--- begin DATA FOR THE TASK ---

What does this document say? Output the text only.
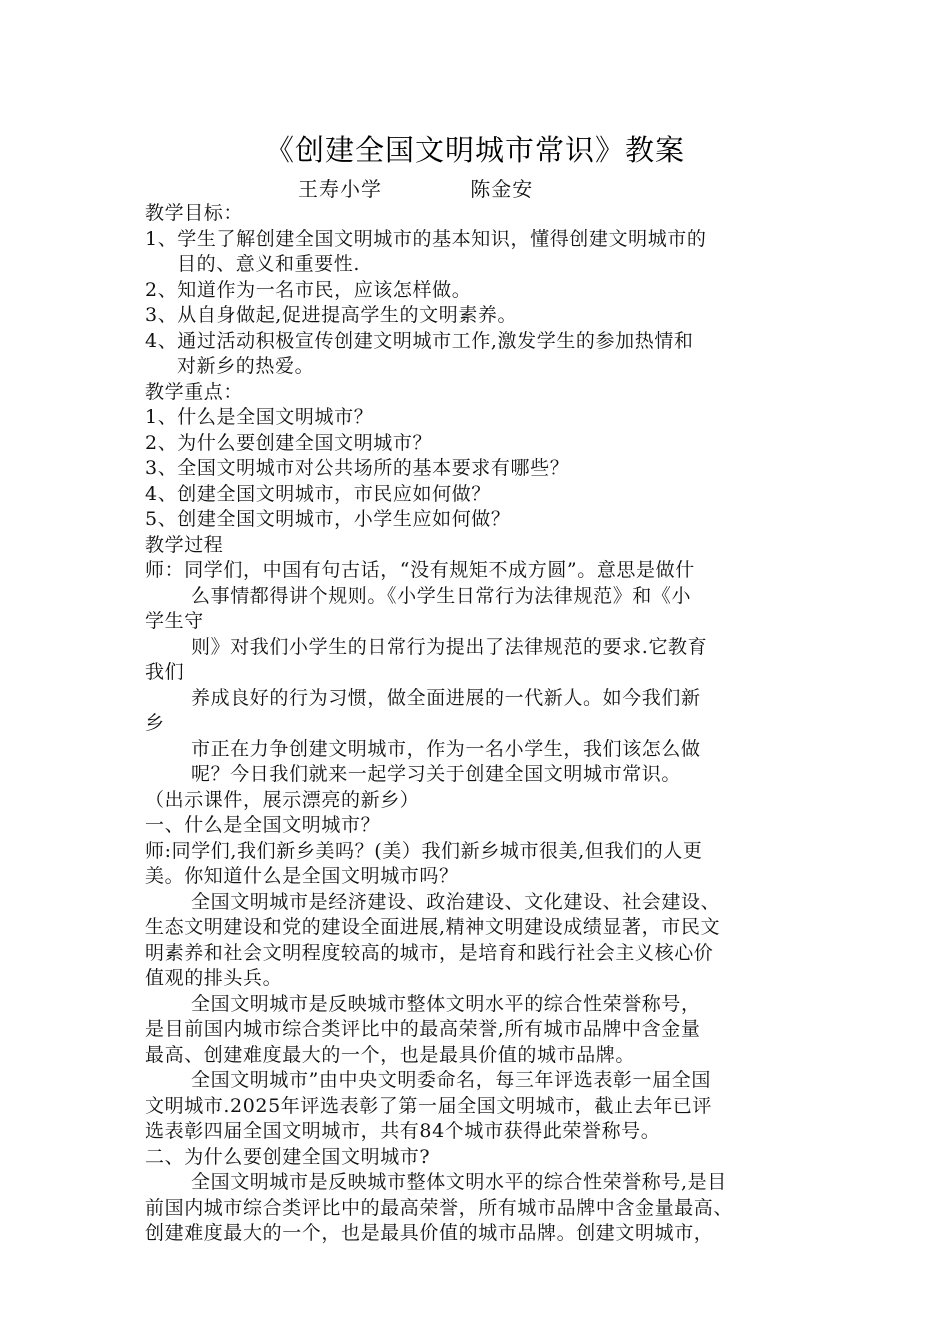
《创建全国文明城市常识》教案
王寿小学            陈金安
教学目标：
1、学生了解创建全国文明城市的基本知识，懂得创建文明城市的
目的、意义和重要性.
2、知道作为一名市民，应该怎样做。
3、从自身做起,促进提高学生的文明素养。
4、通过活动积极宣传创建文明城市工作,激发学生的参加热情和
对新乡的热爱。
教学重点：
1、什么是全国文明城市？
2、为什么要创建全国文明城市？
3、全国文明城市对公共场所的基本要求有哪些？
4、创建全国文明城市，市民应如何做？
5、创建全国文明城市，小学生应如何做？
教学过程
师：同学们，中国有句古话，“没有规矩不成方圆”。意思是做什
么事情都得讲个规则。《小学生日常行为法律规范》和《小
学生守
则》对我们小学生的日常行为提出了法律规范的要求.它教育
我们
养成良好的行为习惯，做全面进展的一代新人。如今我们新
乡
市正在力争创建文明城市，作为一名小学生，我们该怎么做
呢？今日我们就来一起学习关于创建全国文明城市常识。
（出示课件，展示漂亮的新乡）
一、什么是全国文明城市？
师:同学们,我们新乡美吗？(美）我们新乡城市很美,但我们的人更
美。你知道什么是全国文明城市吗？
全国文明城市是经济建设、政治建设、文化建设、社会建设、
生态文明建设和党的建设全面进展,精神文明建设成绩显著，市民文
明素养和社会文明程度较高的城市，是培育和践行社会主义核心价
值观的排头兵。
全国文明城市是反映城市整体文明水平的综合性荣誉称号，
是目前国内城市综合类评比中的最高荣誉,所有城市品牌中含金量
最高、创建难度最大的一个，也是最具价值的城市品牌。
全国文明城市”由中央文明委命名，每三年评选表彰一届全国
文明城市.2025年评选表彰了第一届全国文明城市，截止去年已评
选表彰四届全国文明城市，共有84个城市获得此荣誉称号。
二、为什么要创建全国文明城市?
全国文明城市是反映城市整体文明水平的综合性荣誉称号,是目
前国内城市综合类评比中的最高荣誉，所有城市品牌中含金量最高、
创建难度最大的一个，也是最具价值的城市品牌。创建文明城市，
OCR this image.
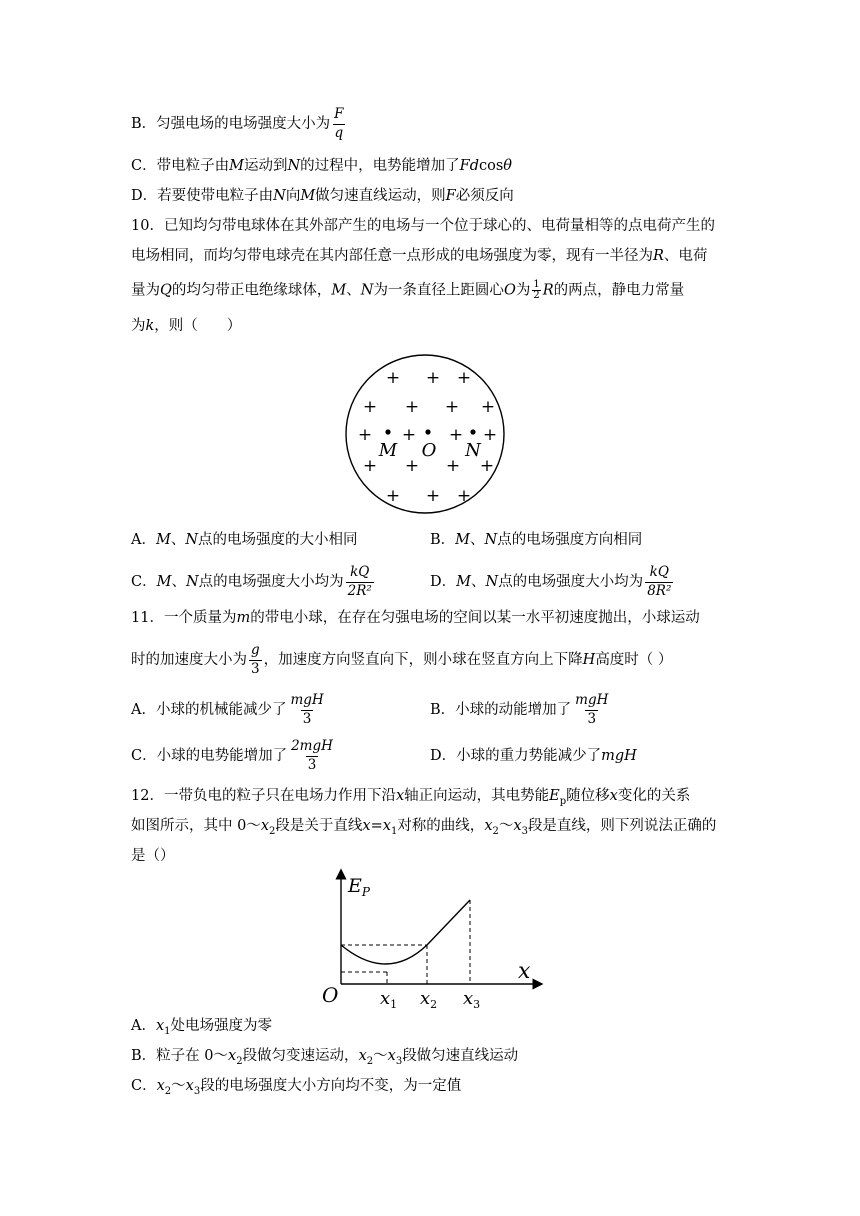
B．匀强电场的电场强度大小为 $\frac{F}{q}$
C．带电粒子由M运动到N的过程中，电势能增加了Fdcosθ
D．若要使带电粒子由N向M做匀速直线运动，则F必须反向
10．已知均匀带电球体在其外部产生的电场与一个位于球心的、电荷量相等的点电荷产生的
电场相同，而均匀带电球壳在其内部任意一点形成的电场强度为零，现有一半径为R、电荷
量为Q的均匀带正电绝缘球体，M、N为一条直径上距圆心O为 $\frac{1}{2}$ R的两点，静电力常量
为k，则（　　）
+ + +
+ + + +
+ + + +
+ + + +
+ + +
M O N
A．M、N点的电场强度的大小相同	B．M、N点的电场强度方向相同
C．M、N点的电场强度大小均为 $\frac{kQ}{\text{2R²}}$	D．M、N点的电场强度大小均为 $\frac{kQ}{\text{8R²}}$
11．一个质量为m的带电小球，在存在匀强电场的空间以某一水平初速度抛出，小球运动
时的加速度大小为 $\frac{g}{3}$ ，加速度方向竖直向下，则小球在竖直方向上下降H高度时（ ）
A．小球的机械能减少了 $\frac{\text{mgH}}{3}$	B．小球的动能增加了 $\frac{\text{mgH}}{3}$
C．小球的电势能增加了 $\frac{\text{2mgH}}{3}$	D．小球的重力势能减少了mgH
12．一带负电的粒子只在电场力作用下沿x轴正向运动，其电势能$E_p$随位移x变化的关系
如图所示，其中 $0\sim x_2$段是关于直线$x=x_1$对称的曲线，$x_2\sim x_3$段是直线，则下列说法正确的
是（）
$E_P$
x
O $x_1$ $x_2$ $x_3$
A．$x_1$处电场强度为零
B．粒子在 $0\sim x_2$段做匀变速运动，$x_2\sim x_3$段做匀速直线运动
C．$x_2\sim x_3$段的电场强度大小方向均不变，为一定值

--- end DATA FOR THE TASK ---

THE REQUEST - Copy every record character for character. Skip the pictures.

TASK RESULT -
What does this document say? Output the text only.
《创建全国文明城市常识》教案
王寿小学            陈金安
教学目标：
1、学生了解创建全国文明城市的基本知识，懂得创建文明城市的
目的、意义和重要性.
2、知道作为一名市民，应该怎样做。
3、从自身做起,促进提高学生的文明素养。
4、通过活动积极宣传创建文明城市工作,激发学生的参加热情和
对新乡的热爱。
教学重点：
1、什么是全国文明城市？
2、为什么要创建全国文明城市？
3、全国文明城市对公共场所的基本要求有哪些？
4、创建全国文明城市，市民应如何做？
5、创建全国文明城市，小学生应如何做？
教学过程
师：同学们，中国有句古话，“没有规矩不成方圆”。意思是做什
么事情都得讲个规则。《小学生日常行为法律规范》和《小
学生守
则》对我们小学生的日常行为提出了法律规范的要求.它教育
我们
养成良好的行为习惯，做全面进展的一代新人。如今我们新
乡
市正在力争创建文明城市，作为一名小学生，我们该怎么做
呢？今日我们就来一起学习关于创建全国文明城市常识。
（出示课件，展示漂亮的新乡）
一、什么是全国文明城市？
师:同学们,我们新乡美吗？(美）我们新乡城市很美,但我们的人更
美。你知道什么是全国文明城市吗？
全国文明城市是经济建设、政治建设、文化建设、社会建设、
生态文明建设和党的建设全面进展,精神文明建设成绩显著，市民文
明素养和社会文明程度较高的城市，是培育和践行社会主义核心价
值观的排头兵。
全国文明城市是反映城市整体文明水平的综合性荣誉称号，
是目前国内城市综合类评比中的最高荣誉,所有城市品牌中含金量
最高、创建难度最大的一个，也是最具价值的城市品牌。
全国文明城市”由中央文明委命名，每三年评选表彰一届全国
文明城市.2025年评选表彰了第一届全国文明城市，截止去年已评
选表彰四届全国文明城市，共有84个城市获得此荣誉称号。
二、为什么要创建全国文明城市?
全国文明城市是反映城市整体文明水平的综合性荣誉称号,是目
前国内城市综合类评比中的最高荣誉，所有城市品牌中含金量最高、
创建难度最大的一个，也是最具价值的城市品牌。创建文明城市，
OCR this image.
B．匀强电场的电场强度大小为 $\frac{F}{q}$
C．带电粒子由M运动到N的过程中，电势能增加了Fdcosθ
D．若要使带电粒子由N向M做匀速直线运动，则F必须反向
10．已知均匀带电球体在其外部产生的电场与一个位于球心的、电荷量相等的点电荷产生的
电场相同，而均匀带电球壳在其内部任意一点形成的电场强度为零，现有一半径为R、电荷
量为Q的均匀带正电绝缘球体，M、N为一条直径上距圆心O为 $\frac{1}{2}$ R的两点，静电力常量
为k，则（　　）
+ + +
+ + + +
+ + + +
+ + + +
+ + +
M O N
A．M、N点的电场强度的大小相同	B．M、N点的电场强度方向相同
C．M、N点的电场强度大小均为 $\frac{kQ}{\text{2R²}}$	D．M、N点的电场强度大小均为 $\frac{kQ}{\text{8R²}}$
11．一个质量为m的带电小球，在存在匀强电场的空间以某一水平初速度抛出，小球运动
时的加速度大小为 $\frac{g}{3}$ ，加速度方向竖直向下，则小球在竖直方向上下降H高度时（ ）
A．小球的机械能减少了 $\frac{\text{mgH}}{3}$	B．小球的动能增加了 $\frac{\text{mgH}}{3}$
C．小球的电势能增加了 $\frac{\text{2mgH}}{3}$	D．小球的重力势能减少了mgH
12．一带负电的粒子只在电场力作用下沿x轴正向运动，其电势能$E_p$随位移x变化的关系
如图所示，其中 $0\sim x_2$段是关于直线$x=x_1$对称的曲线，$x_2\sim x_3$段是直线，则下列说法正确的
是（）
$E_P$
x
O $x_1$ $x_2$ $x_3$
A．$x_1$处电场强度为零
B．粒子在 $0\sim x_2$段做匀变速运动，$x_2\sim x_3$段做匀速直线运动
C．$x_2\sim x_3$段的电场强度大小方向均不变，为一定值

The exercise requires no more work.